• Directions
Keep only the lines that hold the string "menija", filtering out the rest of the entries below.

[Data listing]
■ ■ ■ ■
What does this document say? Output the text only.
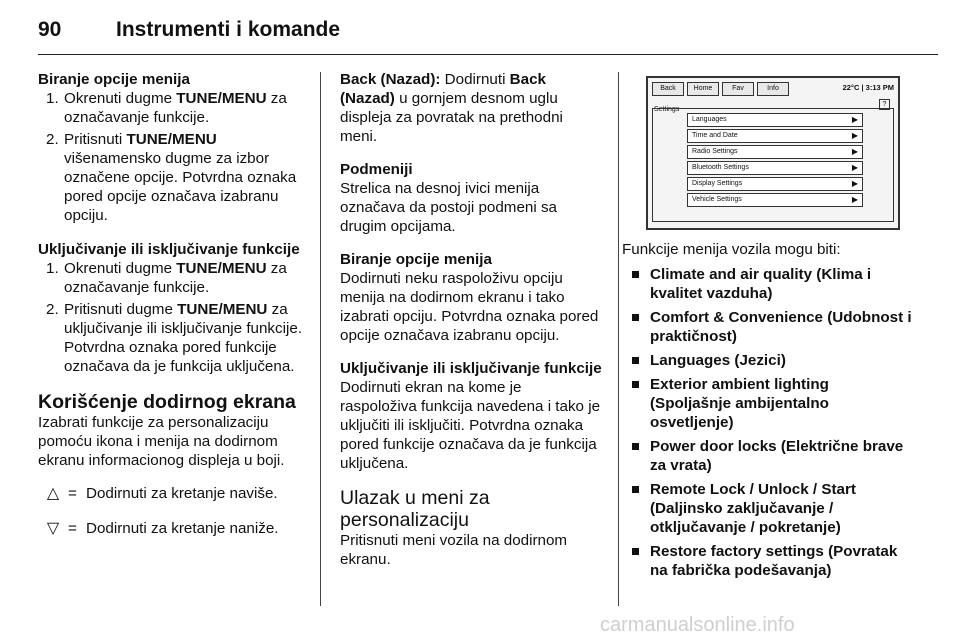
90	Instrumenti i komande
Biranje opcije menija
1. Okrenuti dugme TUNE/MENU za označavanje funkcije.
2. Pritisnuti TUNE/MENU višenamensko dugme za izbor označene opcije. Potvrdna oznaka pored opcije označava izabranu opciju.
Uključivanje ili isključivanje funkcije
1. Okrenuti dugme TUNE/MENU za označavanje funkcije.
2. Pritisnuti dugme TUNE/MENU za uključivanje ili isključivanje funkcije. Potvrdna oznaka pored funkcije označava da je funkcija uključena.
Korišćenje dodirnog ekrana
Izabrati funkcije za personalizaciju pomoću ikona i menija na dodirnom ekranu informacionog displeja u boji.
△ = Dodirnuti za kretanje naviše.
▽ = Dodirnuti za kretanje naniže.
Back (Nazad): Dodirnuti Back (Nazad) u gornjem desnom uglu displeja za povratak na prethodni meni.
Podmeniji
Strelica na desnoj ivici menija označava da postoji podmeni sa drugim opcijama.
Biranje opcije menija
Dodirnuti neku raspoloživu opciju menija na dodirnom ekranu i tako izabrati opciju. Potvrdna oznaka pored opcije označava izabranu opciju.
Uključivanje ili isključivanje funkcije
Dodirnuti ekran na kome je raspoloživa funkcija navedena i tako je uključiti ili isključiti. Potvrdna oznaka pored funkcije označava da je funkcija uključena.
Ulazak u meni za personalizaciju
Pritisnuti meni vozila na dodirnom ekranu.
Back	Home	Fav	Info	22°C | 3:13 PM
Settings
?
Languages	▶
Time and Date	▶
Radio Settings	▶
Bluetooth Settings	▶
Display Settings	▶
Vehicle Settings	▶
Funkcije menija vozila mogu biti:
Climate and air quality (Klima i kvalitet vazduha)
Comfort & Convenience (Udobnost i praktičnost)
Languages (Jezici)
Exterior ambient lighting (Spoljašnje ambijentalno osvetljenje)
Power door locks (Električne brave za vrata)
Remote Lock / Unlock / Start (Daljinsko zaključavanje / otključavanje / pokretanje)
Restore factory settings (Povratak na fabrička podešavanja)
carmanualsonline.info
■ ■ ■ ■
• Result of the exercise
Biranje opcije menija
Izabrati funkcije za personalizaciju pomoću ikona i menija na dodirnom ekranu informacionog displeja u boji.
Strelica na desnoj ivici menija označava da postoji podmeni sa drugim opcijama.
Biranje opcije menija
Dodirnuti neku raspoloživu opciju menija na dodirnom ekranu i tako izabrati opciju. Potvrdna oznaka pored opcije označava izabranu opciju.
Funkcije menija vozila mogu biti:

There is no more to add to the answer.